═══ Excerpted data
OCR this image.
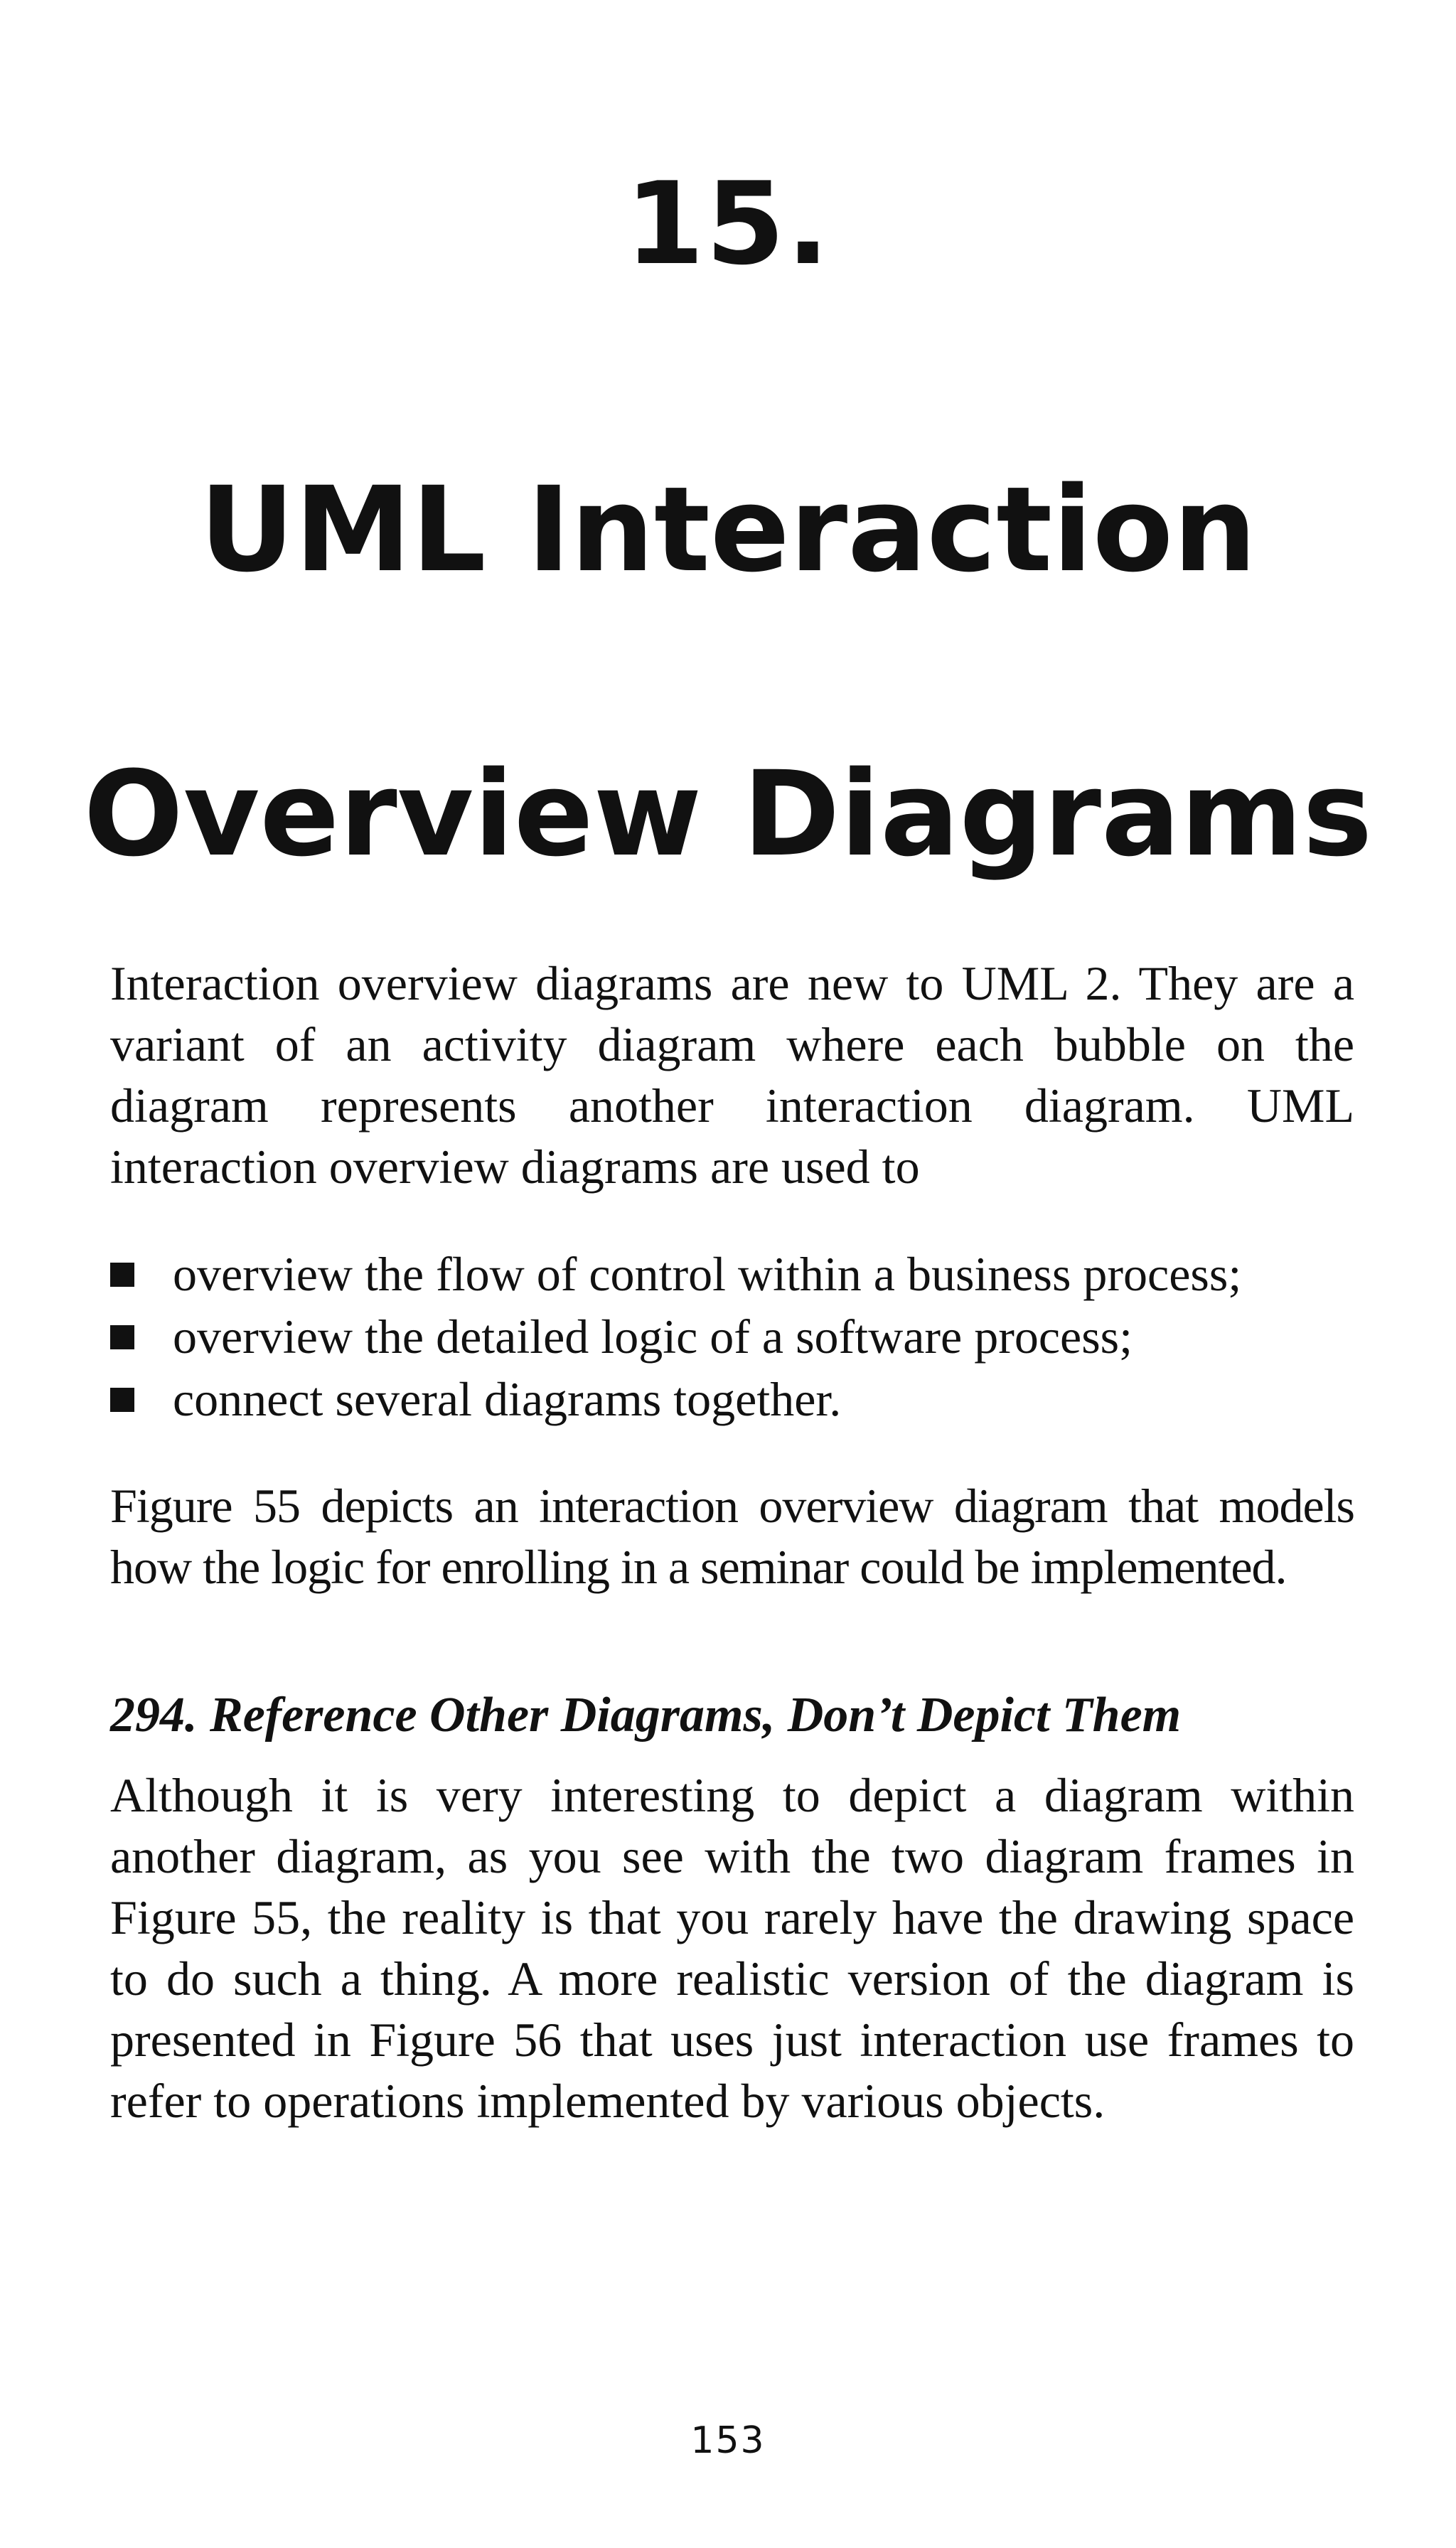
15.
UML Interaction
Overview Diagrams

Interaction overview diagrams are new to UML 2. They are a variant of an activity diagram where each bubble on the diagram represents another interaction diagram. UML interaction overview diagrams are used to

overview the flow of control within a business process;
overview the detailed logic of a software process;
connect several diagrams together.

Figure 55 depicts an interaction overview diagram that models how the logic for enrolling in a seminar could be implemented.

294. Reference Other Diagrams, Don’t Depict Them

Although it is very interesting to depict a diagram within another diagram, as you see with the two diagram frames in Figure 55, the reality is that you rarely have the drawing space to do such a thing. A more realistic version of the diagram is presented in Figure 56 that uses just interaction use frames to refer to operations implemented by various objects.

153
══════
▶ _Task to complete_:
Search the entries for "process" and copy out each line that has it.

▶ _Reply_:
overview the flow of control within a business process;
overview the detailed logic of a software process;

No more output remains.